What you need to do:
1. From the transcript on overshoot in recovery, list the areas besides weight where the speaker says overshoot can also occur.
2. Write the next part of the transcript on overshoot in recovery, picking up after its final sentence.

I haven’t really thought about overshoot in this way, but when I was doing a little bit of research for this, it can also be overshoot in lots of different areas where things feel too much. So an overshoot of needing rest or an overshoot of needing food or an overshoot of emotions. This idea that there is this period where things are more than where they would be at a latter point within recovery.
Really, the basic idea with overshoot is that you are going to gain weight in recovery; at some point that reaches a high, and then it naturally comes down. So there is this additional weight that is gained in recovery, and this is only temporary, and this additional weight is known as the overshoot.
Where did this idea come from? I think the original source of this idea and this concept comes from the Minnesota Starvation Experiment. If you’re unaware of that experiment, I’m not going to go into any great details about it here; I’ve done a number of podcasts on it. My most recent one on it goes into it in a huge amount of detail, looks at some of the research that’s been done post the experiment, catching up with the men who were participants in it. It’s a really big deep dive into that. So I’ll link to that in the show notes, and I highly recommend you check that out.
As part of this experiment, there were 36 men. They were starved as part of the experiment and then they were re-fed as part of the experiment. What they noticed as part of that re-feeding was that their weight went above where they originally started, and particularly their body fat percentage went higher than where they started, and then as they continued to eat and continued to allow themselves to eat, with time that high that they reached with their weight naturally started to come down, and they then ended up basically back where they started before the experiment even took place. That is a really summarized version of what’s going on; there’s a lot more detail to it. It took a lot longer for all of these things to occur than is often talked about in many places.
But this is really where that idea of overshoot came from because this is what the men experienced, where they went higher than where they had started and then naturally came back down without them intentionally restricting, without them doing exercise or doing anything to intentionally bring their weight back down. That was just what happened.
I think from this, if I think about where are the areas that I’ve heard about this or I feel people have been talking about this, the first place was Your Eatopia, which then later became The ED Institute. This is Dr Gwyneth Olwyn’s website. I became aware of her I think back in 2010, 2009, somewhere around that time. She, as part of her site, talked about the dynamic recovery method, and I think before that it was called ‘Minnie Maud’, which was a hybrid of the Maudsley Method, which is FBT or the family-based treatment method, and ‘Minnie’ coming from the Minnesota Starvation Experiment. So she talked a lot as part of her site and the way she thought about recovery of there is this period of overshoot that occurs as part of it.

Data excerpts:
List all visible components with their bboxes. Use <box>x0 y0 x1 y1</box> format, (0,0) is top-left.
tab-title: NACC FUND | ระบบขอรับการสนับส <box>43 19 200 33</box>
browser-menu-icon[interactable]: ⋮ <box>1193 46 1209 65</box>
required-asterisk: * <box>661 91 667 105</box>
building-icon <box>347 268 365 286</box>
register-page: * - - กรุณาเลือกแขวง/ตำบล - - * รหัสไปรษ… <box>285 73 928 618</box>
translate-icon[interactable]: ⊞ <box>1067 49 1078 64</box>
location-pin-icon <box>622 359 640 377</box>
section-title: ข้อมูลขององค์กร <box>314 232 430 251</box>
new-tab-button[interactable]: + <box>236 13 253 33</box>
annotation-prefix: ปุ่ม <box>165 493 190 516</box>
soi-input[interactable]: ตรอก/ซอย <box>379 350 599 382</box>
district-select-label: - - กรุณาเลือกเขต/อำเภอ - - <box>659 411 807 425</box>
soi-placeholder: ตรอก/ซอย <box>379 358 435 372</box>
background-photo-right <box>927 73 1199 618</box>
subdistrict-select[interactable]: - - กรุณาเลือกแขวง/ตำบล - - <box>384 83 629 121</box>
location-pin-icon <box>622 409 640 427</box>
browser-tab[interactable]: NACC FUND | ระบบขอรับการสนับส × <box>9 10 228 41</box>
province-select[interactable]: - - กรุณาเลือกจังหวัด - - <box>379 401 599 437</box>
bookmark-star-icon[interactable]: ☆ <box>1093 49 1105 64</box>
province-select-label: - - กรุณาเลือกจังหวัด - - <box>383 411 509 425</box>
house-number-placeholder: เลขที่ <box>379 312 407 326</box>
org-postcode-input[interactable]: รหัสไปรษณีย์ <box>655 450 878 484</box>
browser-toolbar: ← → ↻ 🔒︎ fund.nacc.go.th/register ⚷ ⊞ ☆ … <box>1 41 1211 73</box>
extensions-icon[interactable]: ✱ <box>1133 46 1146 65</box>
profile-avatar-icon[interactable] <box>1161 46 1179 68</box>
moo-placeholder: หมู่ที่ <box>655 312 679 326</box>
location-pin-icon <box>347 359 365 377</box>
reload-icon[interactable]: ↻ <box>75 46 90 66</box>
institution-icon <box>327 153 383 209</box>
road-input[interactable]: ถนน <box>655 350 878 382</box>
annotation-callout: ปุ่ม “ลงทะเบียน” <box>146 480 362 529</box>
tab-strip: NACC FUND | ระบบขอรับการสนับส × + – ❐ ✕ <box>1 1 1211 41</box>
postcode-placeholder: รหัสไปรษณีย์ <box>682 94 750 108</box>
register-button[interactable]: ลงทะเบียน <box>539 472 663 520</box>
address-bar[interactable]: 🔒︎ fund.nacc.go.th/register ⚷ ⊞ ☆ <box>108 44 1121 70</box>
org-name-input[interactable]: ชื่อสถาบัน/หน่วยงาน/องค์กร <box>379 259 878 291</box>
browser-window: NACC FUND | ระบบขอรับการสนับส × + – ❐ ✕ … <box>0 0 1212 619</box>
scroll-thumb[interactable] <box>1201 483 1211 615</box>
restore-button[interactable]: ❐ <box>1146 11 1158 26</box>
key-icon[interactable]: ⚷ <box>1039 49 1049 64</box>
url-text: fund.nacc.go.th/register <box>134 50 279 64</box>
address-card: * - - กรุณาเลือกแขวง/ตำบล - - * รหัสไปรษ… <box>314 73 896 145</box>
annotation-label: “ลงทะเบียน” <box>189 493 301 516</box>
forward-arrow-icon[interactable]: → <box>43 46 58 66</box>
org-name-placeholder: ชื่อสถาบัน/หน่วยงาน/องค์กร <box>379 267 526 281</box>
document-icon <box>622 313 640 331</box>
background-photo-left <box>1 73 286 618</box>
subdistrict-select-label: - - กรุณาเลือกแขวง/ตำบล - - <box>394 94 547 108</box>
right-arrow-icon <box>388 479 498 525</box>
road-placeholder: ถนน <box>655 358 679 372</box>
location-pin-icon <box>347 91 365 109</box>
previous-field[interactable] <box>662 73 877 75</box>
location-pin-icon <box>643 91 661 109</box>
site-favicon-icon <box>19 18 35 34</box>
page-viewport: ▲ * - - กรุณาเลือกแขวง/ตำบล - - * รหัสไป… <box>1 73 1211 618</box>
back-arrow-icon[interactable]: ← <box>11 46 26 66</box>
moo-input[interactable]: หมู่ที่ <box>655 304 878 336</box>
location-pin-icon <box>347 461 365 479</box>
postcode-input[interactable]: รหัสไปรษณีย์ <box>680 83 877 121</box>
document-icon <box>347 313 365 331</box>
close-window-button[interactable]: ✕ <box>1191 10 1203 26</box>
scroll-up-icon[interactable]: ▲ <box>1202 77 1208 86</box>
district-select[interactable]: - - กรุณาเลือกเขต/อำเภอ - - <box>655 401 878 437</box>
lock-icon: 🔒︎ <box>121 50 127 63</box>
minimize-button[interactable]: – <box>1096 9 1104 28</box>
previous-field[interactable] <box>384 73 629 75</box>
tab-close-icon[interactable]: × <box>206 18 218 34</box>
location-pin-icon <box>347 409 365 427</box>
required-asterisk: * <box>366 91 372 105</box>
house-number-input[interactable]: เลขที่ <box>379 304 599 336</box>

Task results:
1.
- Needing rest
- Needing food
- Emotions

2.
Matt Stone was another person who I know talked about it. He had a website called 180 Degree Health. Again, this is something I found probably in 2009-2010, and he had a very detailed post or couple of posts looking at Ancel Keys’ Biology of Human Starvation book. Ancel Keys was the person who ran the Minnesota Starvation Experiment, and after doing that experiment, he wrote two really long tomes of books. I think they were 1,000-ish pages each. Matt Stone read both of them and then did a very long post about this. As part of that, he then talked about the overshoot that happened in part of the experiment and that then happens as part of recovery.
And then there were other people who came from both of those original sources. Tabitha Farrar seems to be fairly impacted by Gwyneth Olwyn’s site and obviously her own experience as part of recovery. There’s times where she talks about it. I know Caroline Dooner, who wrote The F*ck It Diet, was someone who followed Matt Stone’s work and so was impacted by him talking about it. People like Kayla Rose Kotecki or Elisa Oras from Follow the Intuition. These are some of the people online, whether that be on YouTube or in blogs or whatever, who really then started to popularize this idea and made a lot more people aware of it.
00:08:09
I want to just spend a moment talking about weight gain as part of recovery. We can put the overshoot concept to the side just for a moment, but I just want to explain what happens in terms of the weight gain in recovery and why it is so necessary.
I know nearly everyone – or we can remove the word ‘nearly’ from that sentence – everyone would wish that this didn’t happen as part of recovery, and if you were getting to design how recovery would work, I’m pretty sure you wouldn’t be saying, “Hey, I want my body to gain weight and I want my body to go through these processes”, but unfortunately that’s just what has to happen.
With weight gain in recovery, really this is about your body healing. When we look at the order of healing that has to occur as part of the body, for whatever reason – you may think it’s a bug, not a feature – but the body to start with really prioritises weight gain, and weight gain above all else, and often weight gain around the middle, around the abdomen, as part of the first stage of recovery. It does this, one, because it doesn’t know if this is a temporary thing. Is this more food going to keep coming in, or are we just getting lucky for a couple of weeks? So it’s a little gun-shy in terms of how much it’s going to start spending on repair functions and moving out of its priority, which is solely about survival at this point.
So what it does is puts on more weight to start with. And then as time goes on, it will start to use more of this new energy to do a lot of the repair functions, and that can be repairing muscle, it can be repairing organs, it can be repairing bones, it can be doing all the repair work that gets missed out on when you’re living with an eating disorder and the body’s not getting what it needs. Because every night when we go to sleep, if the body has been getting what it needs, it adapts. It breaks certain cells down, it rebuilds certain things. It’s constantly doing this clean-up around the body, getting rid of certain substances that the body produces.
And all of that takes energy. And if the body’s not getting enough of what it needs, it has to triage what it can spend on, and certain things get turned down and certain things get turned off. So when we start to then do recovery, we’re bringing in more food, we’re doing more rest, the body starts to gain weight. And in the beginning, that weight gain is very much focused on just gaining weight, and then as time goes on, more of it gets shuttled towards helping the body to do the repair functions that it needs to do.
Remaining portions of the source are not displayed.